Working data:
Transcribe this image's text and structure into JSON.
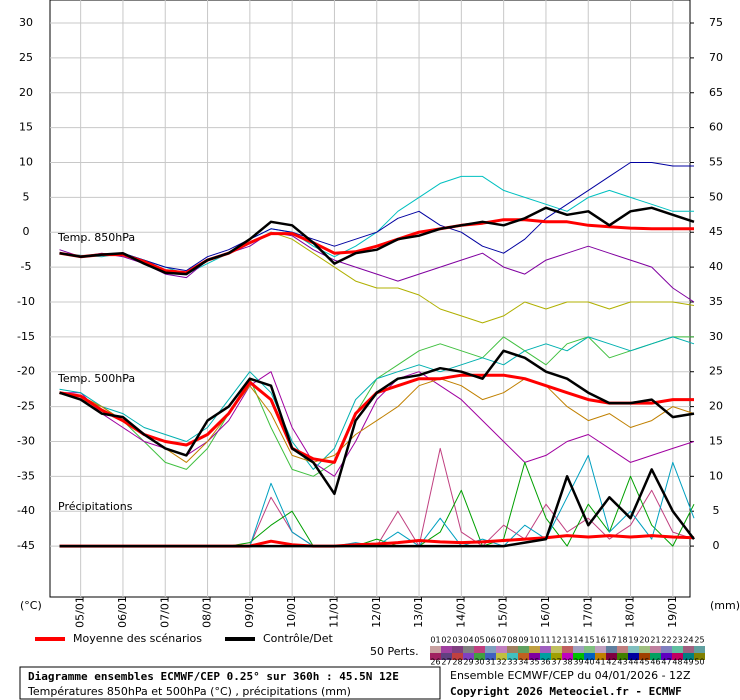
{
  "chart_data": {
    "type": "line",
    "title": "Diagramme ensembles ECMWF/CEP 0.25° sur 360h : 45.5N 12E",
    "subtitle": "Températures 850hPa et 500hPa (°C) , précipitations (mm)",
    "run_label": "Ensemble ECMWF/CEP du 04/01/2026 - 12Z",
    "copyright": "Copyright 2026 Meteociel.fr - ECMWF",
    "y_unit": "(°C)",
    "y2_unit": "(mm)",
    "grid": true,
    "categories": [
      null,
      "05/01",
      null,
      "06/01",
      null,
      "07/01",
      null,
      "08/01",
      null,
      "09/01",
      null,
      "10/01",
      null,
      "11/01",
      null,
      "12/01",
      null,
      "13/01",
      null,
      "14/01",
      null,
      "15/01",
      null,
      "16/01",
      null,
      "17/01",
      null,
      "18/01",
      null,
      "19/01",
      null
    ],
    "ylim": [
      -52.3,
      33.3
    ],
    "yticks": [
      30,
      25,
      20,
      15,
      10,
      5,
      0,
      -5,
      -10,
      -15,
      -20,
      -25,
      -30,
      -35,
      -40,
      -45
    ],
    "y2lim": [
      -7.3,
      78.3
    ],
    "y2ticks": [
      75,
      70,
      65,
      60,
      55,
      50,
      45,
      40,
      35,
      30,
      25,
      20,
      15,
      10,
      5,
      0
    ],
    "legend": [
      {
        "name": "Moyenne des scénarios",
        "color": "#ff0000"
      },
      {
        "name": "Contrôle/Det",
        "color": "#000000"
      }
    ],
    "perturbations_label": "50 Perts.",
    "members": [
      {
        "label": "01",
        "color": "#c8a0a0"
      },
      {
        "label": "02",
        "color": "#a040a0"
      },
      {
        "label": "03",
        "color": "#804080"
      },
      {
        "label": "04",
        "color": "#808080"
      },
      {
        "label": "05",
        "color": "#c04080"
      },
      {
        "label": "06",
        "color": "#80a0c0"
      },
      {
        "label": "07",
        "color": "#c080c0"
      },
      {
        "label": "08",
        "color": "#a08060"
      },
      {
        "label": "09",
        "color": "#60a060"
      },
      {
        "label": "10",
        "color": "#c0a040"
      },
      {
        "label": "11",
        "color": "#a060c0"
      },
      {
        "label": "12",
        "color": "#c0c060"
      },
      {
        "label": "13",
        "color": "#c06060"
      },
      {
        "label": "14",
        "color": "#a0a0c0"
      },
      {
        "label": "15",
        "color": "#80c080"
      },
      {
        "label": "16",
        "color": "#c0a0c0"
      },
      {
        "label": "17",
        "color": "#6080a0"
      },
      {
        "label": "18",
        "color": "#c08080"
      },
      {
        "label": "19",
        "color": "#80c0c0"
      },
      {
        "label": "20",
        "color": "#a0c080"
      },
      {
        "label": "21",
        "color": "#c080a0"
      },
      {
        "label": "22",
        "color": "#8080c0"
      },
      {
        "label": "23",
        "color": "#60c0a0"
      },
      {
        "label": "24",
        "color": "#a06080"
      },
      {
        "label": "25",
        "color": "#60a0a0"
      },
      {
        "label": "26",
        "color": "#a02060"
      },
      {
        "label": "27",
        "color": "#604080"
      },
      {
        "label": "28",
        "color": "#c04040"
      },
      {
        "label": "29",
        "color": "#8040c0"
      },
      {
        "label": "30",
        "color": "#40a040"
      },
      {
        "label": "31",
        "color": "#4060c0"
      },
      {
        "label": "32",
        "color": "#c0c040"
      },
      {
        "label": "33",
        "color": "#40c0c0"
      },
      {
        "label": "34",
        "color": "#c06020"
      },
      {
        "label": "35",
        "color": "#8000a0"
      },
      {
        "label": "36",
        "color": "#00a0a0"
      },
      {
        "label": "37",
        "color": "#a0a000"
      },
      {
        "label": "38",
        "color": "#c000c0"
      },
      {
        "label": "39",
        "color": "#00c000"
      },
      {
        "label": "40",
        "color": "#0060c0"
      },
      {
        "label": "41",
        "color": "#c08000"
      },
      {
        "label": "42",
        "color": "#800040"
      },
      {
        "label": "43",
        "color": "#408000"
      },
      {
        "label": "44",
        "color": "#0000a0"
      },
      {
        "label": "45",
        "color": "#a04000"
      },
      {
        "label": "46",
        "color": "#00a060"
      },
      {
        "label": "47",
        "color": "#6000c0"
      },
      {
        "label": "48",
        "color": "#c00060"
      },
      {
        "label": "49",
        "color": "#008080"
      },
      {
        "label": "50",
        "color": "#808000"
      }
    ],
    "panels": [
      {
        "label": "Temp. 850hPa",
        "axis": "y",
        "mean": [
          -3,
          -3.5,
          -3.2,
          -3.2,
          -4.2,
          -5.5,
          -5.8,
          -4,
          -3,
          -1.5,
          -0.2,
          -0.2,
          -1.5,
          -3,
          -2.8,
          -2,
          -1,
          0,
          0.5,
          1,
          1.3,
          1.8,
          1.8,
          1.5,
          1.5,
          1,
          0.8,
          0.6,
          0.5,
          0.5,
          0.5
        ],
        "control": [
          -3,
          -3.5,
          -3.2,
          -3,
          -4.5,
          -5.8,
          -6,
          -4,
          -3,
          -1,
          1.5,
          1,
          -1.5,
          -4.5,
          -3,
          -2.5,
          -1,
          -0.5,
          0.5,
          1,
          1.5,
          1,
          2,
          3.5,
          2.5,
          3,
          1,
          3,
          3.5,
          2.5,
          1.5
        ],
        "perturbations": [
          {
            "color": "#00c0c0",
            "values": [
              -3,
              -3.3,
              -3.5,
              -3,
              -4,
              -5,
              -6,
              -4.5,
              -3,
              -1,
              0.5,
              0,
              -2,
              -3.5,
              -2,
              0,
              3,
              5,
              7,
              8,
              8,
              6,
              5,
              4,
              3,
              5,
              6,
              5,
              4,
              3,
              3
            ]
          },
          {
            "color": "#8000a0",
            "values": [
              -2.5,
              -3.5,
              -3,
              -3.5,
              -4.5,
              -6,
              -6.5,
              -4,
              -3,
              -2,
              0,
              -0.5,
              -2.5,
              -4,
              -5,
              -6,
              -7,
              -6,
              -5,
              -4,
              -3,
              -5,
              -6,
              -4,
              -3,
              -2,
              -3,
              -4,
              -5,
              -8,
              -10
            ]
          },
          {
            "color": "#b0b000",
            "values": [
              -3,
              -3.5,
              -3.3,
              -3.3,
              -4,
              -5.5,
              -6,
              -4,
              -3,
              -1.5,
              0,
              -1,
              -3,
              -5,
              -7,
              -8,
              -8,
              -9,
              -11,
              -12,
              -13,
              -12,
              -10,
              -11,
              -10,
              -10,
              -11,
              -10,
              -10,
              -10,
              -10.5
            ]
          },
          {
            "color": "#0000a0",
            "values": [
              -3,
              -3.5,
              -3.2,
              -3,
              -4,
              -5,
              -5.5,
              -3.5,
              -2.5,
              -1,
              0.5,
              0,
              -1,
              -2,
              -1,
              0,
              2,
              3,
              1,
              0,
              -2,
              -3,
              -1,
              2,
              4,
              6,
              8,
              10,
              10,
              9.5,
              9.5
            ]
          }
        ]
      },
      {
        "label": "Temp. 500hPa",
        "axis": "y",
        "mean": [
          -23,
          -23.5,
          -25.5,
          -27,
          -29,
          -30,
          -30.5,
          -29,
          -26,
          -21.5,
          -24,
          -31,
          -32.5,
          -33,
          -26,
          -23,
          -22,
          -21,
          -21,
          -20.5,
          -20.5,
          -20.5,
          -21,
          -22,
          -23,
          -24,
          -24.5,
          -24.5,
          -24.5,
          -24,
          -24
        ],
        "control": [
          -23,
          -24,
          -26,
          -26.5,
          -29,
          -31,
          -32,
          -27,
          -25,
          -21,
          -22,
          -31,
          -33,
          -37.5,
          -27,
          -23,
          -21,
          -20.5,
          -19.5,
          -20,
          -21,
          -17,
          -18,
          -20,
          -21,
          -23,
          -24.5,
          -24.5,
          -24,
          -26.5,
          -26
        ],
        "perturbations": [
          {
            "color": "#40c040",
            "values": [
              -23,
              -24,
              -25,
              -27,
              -30,
              -33,
              -34,
              -31,
              -26,
              -21,
              -28,
              -34,
              -35,
              -33,
              -26,
              -21,
              -19,
              -17,
              -16,
              -17,
              -18,
              -15,
              -17,
              -19,
              -16,
              -15,
              -18,
              -17,
              -16,
              -15,
              -15
            ]
          },
          {
            "color": "#a000a0",
            "values": [
              -23,
              -23,
              -26,
              -28,
              -30,
              -31,
              -32,
              -30,
              -27,
              -22,
              -20,
              -28,
              -33,
              -35,
              -30,
              -24,
              -21,
              -20,
              -22,
              -24,
              -27,
              -30,
              -33,
              -32,
              -30,
              -29,
              -31,
              -33,
              -32,
              -31,
              -30
            ]
          },
          {
            "color": "#00b0b0",
            "values": [
              -22.5,
              -23,
              -25,
              -26,
              -28,
              -29,
              -30,
              -28,
              -24,
              -20,
              -23,
              -30,
              -34,
              -31,
              -24,
              -21,
              -20,
              -19,
              -20,
              -19,
              -18,
              -19,
              -17,
              -16,
              -17,
              -15,
              -16,
              -17,
              -16,
              -15,
              -16
            ]
          },
          {
            "color": "#c08000",
            "values": [
              -23,
              -23.5,
              -25,
              -27,
              -29,
              -31,
              -33,
              -30,
              -26,
              -22,
              -26,
              -32,
              -33,
              -32,
              -29,
              -27,
              -25,
              -22,
              -21,
              -22,
              -24,
              -23,
              -21,
              -22,
              -25,
              -27,
              -26,
              -28,
              -27,
              -25,
              -26
            ]
          }
        ]
      },
      {
        "label": "Précipitations",
        "axis": "y2",
        "mean": [
          0,
          0,
          0,
          0,
          0,
          0,
          0,
          0,
          0,
          0,
          0.7,
          0.2,
          0,
          0,
          0.2,
          0.3,
          0.5,
          0.8,
          0.6,
          0.5,
          0.6,
          0.8,
          1,
          1.2,
          1.5,
          1.3,
          1.5,
          1.3,
          1.5,
          1.3,
          1.2
        ],
        "control": [
          0,
          0,
          0,
          0,
          0,
          0,
          0,
          0,
          0,
          0,
          0,
          0,
          0,
          0,
          0,
          0,
          0,
          0,
          0,
          0,
          0,
          0,
          0.5,
          1,
          10,
          3,
          7,
          4,
          11,
          5,
          1
        ],
        "perturbations": [
          {
            "color": "#c04080",
            "values": [
              0,
              0,
              0,
              0,
              0,
              0,
              0,
              0,
              0,
              0,
              7,
              2,
              0,
              0,
              0,
              0,
              5,
              0,
              14,
              2,
              0,
              3,
              1,
              6,
              2,
              4,
              1,
              3,
              8,
              2,
              1
            ]
          },
          {
            "color": "#00a000",
            "values": [
              0,
              0,
              0,
              0,
              0,
              0,
              0,
              0,
              0,
              0.5,
              3,
              5,
              0,
              0,
              0,
              1,
              0,
              0,
              2,
              8,
              0,
              1,
              12,
              4,
              0,
              6,
              2,
              10,
              3,
              0,
              6
            ]
          },
          {
            "color": "#00a0c0",
            "values": [
              0,
              0,
              0,
              0,
              0,
              0,
              0,
              0,
              0,
              0,
              9,
              2,
              0,
              0,
              0.5,
              0,
              2,
              0,
              4,
              0,
              1,
              0,
              3,
              1,
              7,
              13,
              2,
              5,
              1,
              12,
              4
            ]
          }
        ]
      }
    ]
  }
}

Problem details:
From the entries above, collect every line with the string "name" in it.

Exercise solution:
        "name": "Moyenne des scénarios",
        "name": "Contrôle/Det",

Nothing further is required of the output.